EXERCISE DIRECTIONS
Transcribe every record that appears below, exactly and in full.

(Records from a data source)
* START *

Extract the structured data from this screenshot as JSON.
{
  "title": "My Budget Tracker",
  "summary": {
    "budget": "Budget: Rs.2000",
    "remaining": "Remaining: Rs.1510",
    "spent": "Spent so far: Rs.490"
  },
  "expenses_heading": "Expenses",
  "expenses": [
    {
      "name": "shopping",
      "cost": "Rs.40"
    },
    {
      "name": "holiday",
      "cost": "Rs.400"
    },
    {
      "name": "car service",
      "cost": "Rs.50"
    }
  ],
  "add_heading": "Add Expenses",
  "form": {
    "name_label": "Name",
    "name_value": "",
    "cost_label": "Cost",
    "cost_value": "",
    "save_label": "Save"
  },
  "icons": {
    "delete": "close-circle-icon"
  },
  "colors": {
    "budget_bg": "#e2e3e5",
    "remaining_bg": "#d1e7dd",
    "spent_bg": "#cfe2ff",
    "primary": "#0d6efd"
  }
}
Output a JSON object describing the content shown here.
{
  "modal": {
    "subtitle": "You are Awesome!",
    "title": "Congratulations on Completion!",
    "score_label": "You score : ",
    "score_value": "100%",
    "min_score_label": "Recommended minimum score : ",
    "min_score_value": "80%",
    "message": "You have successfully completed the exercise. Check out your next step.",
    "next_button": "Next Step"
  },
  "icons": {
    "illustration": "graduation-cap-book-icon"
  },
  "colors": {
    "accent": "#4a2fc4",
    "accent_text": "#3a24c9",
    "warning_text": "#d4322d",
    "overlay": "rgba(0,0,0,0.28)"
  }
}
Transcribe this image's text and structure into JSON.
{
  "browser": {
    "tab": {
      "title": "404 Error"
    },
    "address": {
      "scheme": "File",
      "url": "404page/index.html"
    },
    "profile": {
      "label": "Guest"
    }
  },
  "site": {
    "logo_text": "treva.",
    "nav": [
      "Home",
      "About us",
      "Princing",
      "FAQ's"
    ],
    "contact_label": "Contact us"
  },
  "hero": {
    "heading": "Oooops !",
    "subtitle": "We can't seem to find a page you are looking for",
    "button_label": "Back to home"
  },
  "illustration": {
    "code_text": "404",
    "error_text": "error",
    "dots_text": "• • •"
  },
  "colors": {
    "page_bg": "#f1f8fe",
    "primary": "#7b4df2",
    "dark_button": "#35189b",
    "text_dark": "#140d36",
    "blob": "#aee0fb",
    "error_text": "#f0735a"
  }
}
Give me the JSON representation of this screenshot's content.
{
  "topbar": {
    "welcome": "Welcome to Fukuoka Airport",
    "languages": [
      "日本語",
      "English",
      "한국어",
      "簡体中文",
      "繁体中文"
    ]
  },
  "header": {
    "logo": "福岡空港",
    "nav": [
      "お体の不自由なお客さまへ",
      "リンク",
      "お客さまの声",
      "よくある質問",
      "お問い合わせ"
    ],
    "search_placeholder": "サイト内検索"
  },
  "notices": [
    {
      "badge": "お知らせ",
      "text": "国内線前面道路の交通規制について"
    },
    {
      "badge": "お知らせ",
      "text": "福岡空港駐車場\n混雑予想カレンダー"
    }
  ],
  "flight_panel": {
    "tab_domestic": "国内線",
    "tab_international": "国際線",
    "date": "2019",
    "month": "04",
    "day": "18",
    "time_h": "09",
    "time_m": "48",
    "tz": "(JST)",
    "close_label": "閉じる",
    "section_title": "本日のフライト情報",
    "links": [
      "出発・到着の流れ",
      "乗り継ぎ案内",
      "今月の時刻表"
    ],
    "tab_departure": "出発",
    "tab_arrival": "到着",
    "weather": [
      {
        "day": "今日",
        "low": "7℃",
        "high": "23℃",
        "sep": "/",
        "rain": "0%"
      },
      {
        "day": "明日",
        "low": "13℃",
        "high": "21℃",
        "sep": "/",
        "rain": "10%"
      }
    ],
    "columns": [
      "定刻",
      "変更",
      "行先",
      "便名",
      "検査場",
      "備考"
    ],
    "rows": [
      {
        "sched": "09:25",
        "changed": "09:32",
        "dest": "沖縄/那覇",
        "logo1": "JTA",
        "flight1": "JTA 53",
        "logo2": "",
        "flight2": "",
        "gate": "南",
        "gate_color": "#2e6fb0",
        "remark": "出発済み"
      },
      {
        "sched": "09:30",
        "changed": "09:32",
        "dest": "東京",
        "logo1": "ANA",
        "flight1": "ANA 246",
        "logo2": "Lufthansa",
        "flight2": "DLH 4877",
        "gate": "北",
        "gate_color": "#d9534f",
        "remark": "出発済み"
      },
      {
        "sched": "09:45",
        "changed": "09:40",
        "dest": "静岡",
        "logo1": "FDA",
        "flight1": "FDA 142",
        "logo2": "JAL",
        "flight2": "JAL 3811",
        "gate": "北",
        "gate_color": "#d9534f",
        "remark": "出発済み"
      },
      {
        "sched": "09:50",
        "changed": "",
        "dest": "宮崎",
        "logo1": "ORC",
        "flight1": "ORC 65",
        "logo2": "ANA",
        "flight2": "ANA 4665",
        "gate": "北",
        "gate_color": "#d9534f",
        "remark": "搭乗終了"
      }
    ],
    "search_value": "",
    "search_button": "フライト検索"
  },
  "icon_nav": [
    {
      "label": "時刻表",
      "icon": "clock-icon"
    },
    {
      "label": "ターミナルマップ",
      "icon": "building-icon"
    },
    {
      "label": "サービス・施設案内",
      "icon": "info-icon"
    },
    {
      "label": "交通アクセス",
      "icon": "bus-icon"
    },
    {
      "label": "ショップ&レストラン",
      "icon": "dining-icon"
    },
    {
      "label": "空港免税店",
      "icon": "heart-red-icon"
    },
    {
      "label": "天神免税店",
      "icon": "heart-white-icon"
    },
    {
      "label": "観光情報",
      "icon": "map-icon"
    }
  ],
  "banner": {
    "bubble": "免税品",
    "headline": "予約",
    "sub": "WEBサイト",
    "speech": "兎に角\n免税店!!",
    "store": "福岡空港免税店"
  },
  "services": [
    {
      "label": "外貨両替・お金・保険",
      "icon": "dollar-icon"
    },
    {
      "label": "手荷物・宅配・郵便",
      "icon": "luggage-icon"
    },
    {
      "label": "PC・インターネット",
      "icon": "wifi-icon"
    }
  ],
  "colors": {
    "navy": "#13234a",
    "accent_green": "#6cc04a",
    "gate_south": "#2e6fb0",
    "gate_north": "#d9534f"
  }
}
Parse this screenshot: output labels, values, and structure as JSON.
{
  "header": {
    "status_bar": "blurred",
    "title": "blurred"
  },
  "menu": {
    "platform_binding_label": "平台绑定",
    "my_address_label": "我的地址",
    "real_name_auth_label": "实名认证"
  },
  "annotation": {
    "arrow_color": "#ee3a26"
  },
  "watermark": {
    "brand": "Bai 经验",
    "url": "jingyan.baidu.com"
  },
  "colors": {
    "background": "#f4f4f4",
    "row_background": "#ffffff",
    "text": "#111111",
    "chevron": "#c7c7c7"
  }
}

* END *

TASK OUTPUT
Extract the structured data from this screenshot as JSON.
{
  "title": "My Budget Tracker",
  "summary": {
    "budget": "Budget: Rs.2000",
    "remaining": "Remaining: Rs.1510",
    "spent": "Spent so far: Rs.490"
  },
  "expenses_heading": "Expenses",
  "expenses": [
    {
      "name": "shopping",
      "cost": "Rs.40"
    },
    {
      "name": "holiday",
      "cost": "Rs.400"
    },
    {
      "name": "car service",
      "cost": "Rs.50"
    }
  ],
  "add_heading": "Add Expenses",
  "form": {
    "name_label": "Name",
    "name_value": "",
    "cost_label": "Cost",
    "cost_value": "",
    "save_label": "Save"
  },
  "icons": {
    "delete": "close-circle-icon"
  },
  "colors": {
    "budget_bg": "#e2e3e5",
    "remaining_bg": "#d1e7dd",
    "spent_bg": "#cfe2ff",
    "primary": "#0d6efd"
  }
}
Output a JSON object describing the content shown here.
{
  "modal": {
    "subtitle": "You are Awesome!",
    "title": "Congratulations on Completion!",
    "score_label": "You score : ",
    "score_value": "100%",
    "min_score_label": "Recommended minimum score : ",
    "min_score_value": "80%",
    "message": "You have successfully completed the exercise. Check out your next step.",
    "next_button": "Next Step"
  },
  "icons": {
    "illustration": "graduation-cap-book-icon"
  },
  "colors": {
    "accent": "#4a2fc4",
    "accent_text": "#3a24c9",
    "warning_text": "#d4322d",
    "overlay": "rgba(0,0,0,0.28)"
  }
}
Transcribe this image's text and structure into JSON.
{
  "browser": {
    "tab": {
      "title": "404 Error"
    },
    "address": {
      "scheme": "File",
      "url": "404page/index.html"
    },
    "profile": {
      "label": "Guest"
    }
  },
  "site": {
    "logo_text": "treva.",
    "nav": [
      "Home",
      "About us",
      "Princing",
      "FAQ's"
    ],
    "contact_label": "Contact us"
  },
  "hero": {
    "heading": "Oooops !",
    "subtitle": "We can't seem to find a page you are looking for",
    "button_label": "Back to home"
  },
  "illustration": {
    "code_text": "404",
    "error_text": "error",
    "dots_text": "• • •"
  },
  "colors": {
    "page_bg": "#f1f8fe",
    "primary": "#7b4df2",
    "dark_button": "#35189b",
    "text_dark": "#140d36",
    "blob": "#aee0fb",
    "error_text": "#f0735a"
  }
}
Give me the JSON representation of this screenshot's content.
{
  "topbar": {
    "welcome": "Welcome to Fukuoka Airport",
    "languages": [
      "日本語",
      "English",
      "한국어",
      "簡体中文",
      "繁体中文"
    ]
  },
  "header": {
    "logo": "福岡空港",
    "nav": [
      "お体の不自由なお客さまへ",
      "リンク",
      "お客さまの声",
      "よくある質問",
      "お問い合わせ"
    ],
    "search_placeholder": "サイト内検索"
  },
  "notices": [
    {
      "badge": "お知らせ",
      "text": "国内線前面道路の交通規制について"
    },
    {
      "badge": "お知らせ",
      "text": "福岡空港駐車場\n混雑予想カレンダー"
    }
  ],
  "flight_panel": {
    "tab_domestic": "国内線",
    "tab_international": "国際線",
    "date": "2019",
    "month": "04",
    "day": "18",
    "time_h": "09",
    "time_m": "48",
    "tz": "(JST)",
    "close_label": "閉じる",
    "section_title": "本日のフライト情報",
    "links": [
      "出発・到着の流れ",
      "乗り継ぎ案内",
      "今月の時刻表"
    ],
    "tab_departure": "出発",
    "tab_arrival": "到着",
    "weather": [
      {
        "day": "今日",
        "low": "7℃",
        "high": "23℃",
        "sep": "/",
        "rain": "0%"
      },
      {
        "day": "明日",
        "low": "13℃",
        "high": "21℃",
        "sep": "/",
        "rain": "10%"
      }
    ],
    "columns": [
      "定刻",
      "変更",
      "行先",
      "便名",
      "検査場",
      "備考"
    ],
    "rows": [
      {
        "sched": "09:25",
        "changed": "09:32",
        "dest": "沖縄/那覇",
        "logo1": "JTA",
        "flight1": "JTA 53",
        "logo2": "",
        "flight2": "",
        "gate": "南",
        "gate_color": "#2e6fb0",
        "remark": "出発済み"
      },
      {
        "sched": "09:30",
        "changed": "09:32",
        "dest": "東京",
        "logo1": "ANA",
        "flight1": "ANA 246",
        "logo2": "Lufthansa",
        "flight2": "DLH 4877",
        "gate": "北",
        "gate_color": "#d9534f",
        "remark": "出発済み"
      },
      {
        "sched": "09:45",
        "changed": "09:40",
        "dest": "静岡",
        "logo1": "FDA",
        "flight1": "FDA 142",
        "logo2": "JAL",
        "flight2": "JAL 3811",
        "gate": "北",
        "gate_color": "#d9534f",
        "remark": "出発済み"
      },
      {
        "sched": "09:50",
        "changed": "",
        "dest": "宮崎",
        "logo1": "ORC",
        "flight1": "ORC 65",
        "logo2": "ANA",
        "flight2": "ANA 4665",
        "gate": "北",
        "gate_color": "#d9534f",
        "remark": "搭乗終了"
      }
    ],
    "search_value": "",
    "search_button": "フライト検索"
  },
  "icon_nav": [
    {
      "label": "時刻表",
      "icon": "clock-icon"
    },
    {
      "label": "ターミナルマップ",
      "icon": "building-icon"
    },
    {
      "label": "サービス・施設案内",
      "icon": "info-icon"
    },
    {
      "label": "交通アクセス",
      "icon": "bus-icon"
    },
    {
      "label": "ショップ&レストラン",
      "icon": "dining-icon"
    },
    {
      "label": "空港免税店",
      "icon": "heart-red-icon"
    },
    {
      "label": "天神免税店",
      "icon": "heart-white-icon"
    },
    {
      "label": "観光情報",
      "icon": "map-icon"
    }
  ],
  "banner": {
    "bubble": "免税品",
    "headline": "予約",
    "sub": "WEBサイト",
    "speech": "兎に角\n免税店!!",
    "store": "福岡空港免税店"
  },
  "services": [
    {
      "label": "外貨両替・お金・保険",
      "icon": "dollar-icon"
    },
    {
      "label": "手荷物・宅配・郵便",
      "icon": "luggage-icon"
    },
    {
      "label": "PC・インターネット",
      "icon": "wifi-icon"
    }
  ],
  "colors": {
    "navy": "#13234a",
    "accent_green": "#6cc04a",
    "gate_south": "#2e6fb0",
    "gate_north": "#d9534f"
  }
}
Parse this screenshot: output labels, values, and structure as JSON.
{
  "header": {
    "status_bar": "blurred",
    "title": "blurred"
  },
  "menu": {
    "platform_binding_label": "平台绑定",
    "my_address_label": "我的地址",
    "real_name_auth_label": "实名认证"
  },
  "annotation": {
    "arrow_color": "#ee3a26"
  },
  "watermark": {
    "brand": "Bai 经验",
    "url": "jingyan.baidu.com"
  },
  "colors": {
    "background": "#f4f4f4",
    "row_background": "#ffffff",
    "text": "#111111",
    "chevron": "#c7c7c7"
  }
}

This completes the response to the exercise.